- WHAT TO DO: Search the data for the word "tidak" and copy every line where it occurs.

- ENTRIES SHOWN:
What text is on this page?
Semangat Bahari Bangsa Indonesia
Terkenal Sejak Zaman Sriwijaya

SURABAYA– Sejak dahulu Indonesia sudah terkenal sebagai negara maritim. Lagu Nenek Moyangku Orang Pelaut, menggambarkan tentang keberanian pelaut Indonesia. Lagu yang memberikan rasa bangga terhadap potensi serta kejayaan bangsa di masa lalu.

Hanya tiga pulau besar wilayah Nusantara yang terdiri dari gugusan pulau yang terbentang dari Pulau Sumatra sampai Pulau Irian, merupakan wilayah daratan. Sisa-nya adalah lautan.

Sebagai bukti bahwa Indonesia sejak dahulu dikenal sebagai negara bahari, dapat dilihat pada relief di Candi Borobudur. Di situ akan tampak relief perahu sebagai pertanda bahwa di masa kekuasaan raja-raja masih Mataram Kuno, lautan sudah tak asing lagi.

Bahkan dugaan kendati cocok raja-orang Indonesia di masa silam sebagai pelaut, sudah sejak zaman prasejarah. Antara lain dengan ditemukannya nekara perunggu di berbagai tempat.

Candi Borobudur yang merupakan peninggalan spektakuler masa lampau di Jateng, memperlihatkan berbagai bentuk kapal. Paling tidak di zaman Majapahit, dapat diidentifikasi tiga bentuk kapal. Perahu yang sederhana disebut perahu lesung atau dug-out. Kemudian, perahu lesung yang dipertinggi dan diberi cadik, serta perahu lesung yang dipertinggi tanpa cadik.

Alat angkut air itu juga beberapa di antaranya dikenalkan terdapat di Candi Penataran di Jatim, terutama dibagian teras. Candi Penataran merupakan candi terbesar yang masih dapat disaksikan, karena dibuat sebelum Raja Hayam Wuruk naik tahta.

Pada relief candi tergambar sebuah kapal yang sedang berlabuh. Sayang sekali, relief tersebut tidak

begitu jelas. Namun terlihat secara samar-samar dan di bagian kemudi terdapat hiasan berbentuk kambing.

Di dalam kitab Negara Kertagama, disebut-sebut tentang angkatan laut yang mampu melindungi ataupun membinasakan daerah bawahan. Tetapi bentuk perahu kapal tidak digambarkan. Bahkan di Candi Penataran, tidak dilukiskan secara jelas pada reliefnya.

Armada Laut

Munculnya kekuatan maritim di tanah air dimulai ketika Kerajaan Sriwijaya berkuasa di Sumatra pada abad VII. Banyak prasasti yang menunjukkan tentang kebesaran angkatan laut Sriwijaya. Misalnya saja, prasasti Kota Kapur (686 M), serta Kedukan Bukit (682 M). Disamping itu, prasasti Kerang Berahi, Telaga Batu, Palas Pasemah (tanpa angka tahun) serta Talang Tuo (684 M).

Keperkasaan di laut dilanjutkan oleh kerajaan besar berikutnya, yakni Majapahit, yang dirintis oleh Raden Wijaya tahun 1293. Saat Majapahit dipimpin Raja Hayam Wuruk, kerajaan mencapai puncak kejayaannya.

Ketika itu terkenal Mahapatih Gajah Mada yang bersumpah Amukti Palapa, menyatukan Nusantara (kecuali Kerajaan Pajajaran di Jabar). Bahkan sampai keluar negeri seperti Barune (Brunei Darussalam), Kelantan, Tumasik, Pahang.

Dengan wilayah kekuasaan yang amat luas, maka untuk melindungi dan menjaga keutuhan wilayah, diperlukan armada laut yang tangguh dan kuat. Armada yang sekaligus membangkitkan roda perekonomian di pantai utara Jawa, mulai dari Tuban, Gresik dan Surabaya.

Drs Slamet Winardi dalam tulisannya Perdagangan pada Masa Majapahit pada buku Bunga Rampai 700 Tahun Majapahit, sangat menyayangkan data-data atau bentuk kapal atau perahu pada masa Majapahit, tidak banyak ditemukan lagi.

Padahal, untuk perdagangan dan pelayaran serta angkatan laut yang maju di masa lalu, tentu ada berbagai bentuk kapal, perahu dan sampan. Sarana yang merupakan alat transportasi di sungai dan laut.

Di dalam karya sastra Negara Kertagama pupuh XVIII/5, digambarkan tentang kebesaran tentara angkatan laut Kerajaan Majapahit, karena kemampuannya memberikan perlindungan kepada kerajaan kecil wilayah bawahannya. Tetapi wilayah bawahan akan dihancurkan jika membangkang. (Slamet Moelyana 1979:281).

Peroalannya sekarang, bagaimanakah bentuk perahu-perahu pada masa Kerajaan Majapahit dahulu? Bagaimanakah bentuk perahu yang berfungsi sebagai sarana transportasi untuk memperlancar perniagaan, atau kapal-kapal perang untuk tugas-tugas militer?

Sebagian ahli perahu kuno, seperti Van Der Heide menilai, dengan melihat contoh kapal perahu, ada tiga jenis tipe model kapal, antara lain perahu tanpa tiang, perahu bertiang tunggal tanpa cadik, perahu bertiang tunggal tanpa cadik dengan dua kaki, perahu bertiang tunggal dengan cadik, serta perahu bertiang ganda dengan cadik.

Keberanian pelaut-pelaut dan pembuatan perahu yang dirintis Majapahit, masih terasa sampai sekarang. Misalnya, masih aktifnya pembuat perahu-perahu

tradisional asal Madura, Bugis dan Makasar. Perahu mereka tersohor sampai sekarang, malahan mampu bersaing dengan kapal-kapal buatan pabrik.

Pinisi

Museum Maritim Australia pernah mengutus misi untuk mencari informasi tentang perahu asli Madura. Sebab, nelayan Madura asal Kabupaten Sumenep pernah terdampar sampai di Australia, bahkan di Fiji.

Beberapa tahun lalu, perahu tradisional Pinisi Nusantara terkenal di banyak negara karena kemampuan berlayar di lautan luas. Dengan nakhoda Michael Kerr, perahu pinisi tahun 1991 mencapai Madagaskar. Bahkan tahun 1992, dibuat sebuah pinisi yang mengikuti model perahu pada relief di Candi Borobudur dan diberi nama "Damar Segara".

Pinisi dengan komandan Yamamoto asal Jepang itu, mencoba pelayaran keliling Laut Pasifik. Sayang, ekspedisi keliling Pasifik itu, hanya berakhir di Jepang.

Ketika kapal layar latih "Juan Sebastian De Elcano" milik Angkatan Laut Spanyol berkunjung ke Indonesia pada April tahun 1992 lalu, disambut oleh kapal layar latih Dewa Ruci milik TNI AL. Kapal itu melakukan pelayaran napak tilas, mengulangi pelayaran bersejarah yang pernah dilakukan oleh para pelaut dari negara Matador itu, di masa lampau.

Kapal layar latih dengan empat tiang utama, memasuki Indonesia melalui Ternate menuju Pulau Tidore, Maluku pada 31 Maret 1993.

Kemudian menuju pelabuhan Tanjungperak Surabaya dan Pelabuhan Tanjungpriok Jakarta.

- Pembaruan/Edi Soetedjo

- RIGHT ANSWER:
Candi Borobudur yang merupakan peninggalan spektakuler masa lampau di Jateng, memperlihatkan berbagai bentuk kapal. Paling tidak di zaman Majapahit, dapat diidentifikasi tiga bentuk kapal. Perahu yang sederhana disebut perahu lesung atau dug-out. Kemudian, perahu lesung yang dipertinggi dan diberi cadik, serta perahu lesung yang dipertinggi tanpa cadik.
Pada relief candi tergambar sebuah kapal yang sedang berlabuh. Sayang sekali, relief tersebut tidak
Di dalam kitab Negara Kertagama, disebut-sebut tentang angkatan laut yang mampu melindungi ataupun membinasakan daerah bawahan. Tetapi bentuk perahu kapal tidak digambarkan. Bahkan di Candi Penataran, tidak dilukiskan secara jelas pada reliefnya.
Drs Slamet Winardi dalam tulisannya Perdagangan pada Masa Majapahit pada buku Bunga Rampai 700 Tahun Majapahit, sangat menyayangkan data-data atau bentuk kapal atau perahu pada masa Majapahit, tidak banyak ditemukan lagi.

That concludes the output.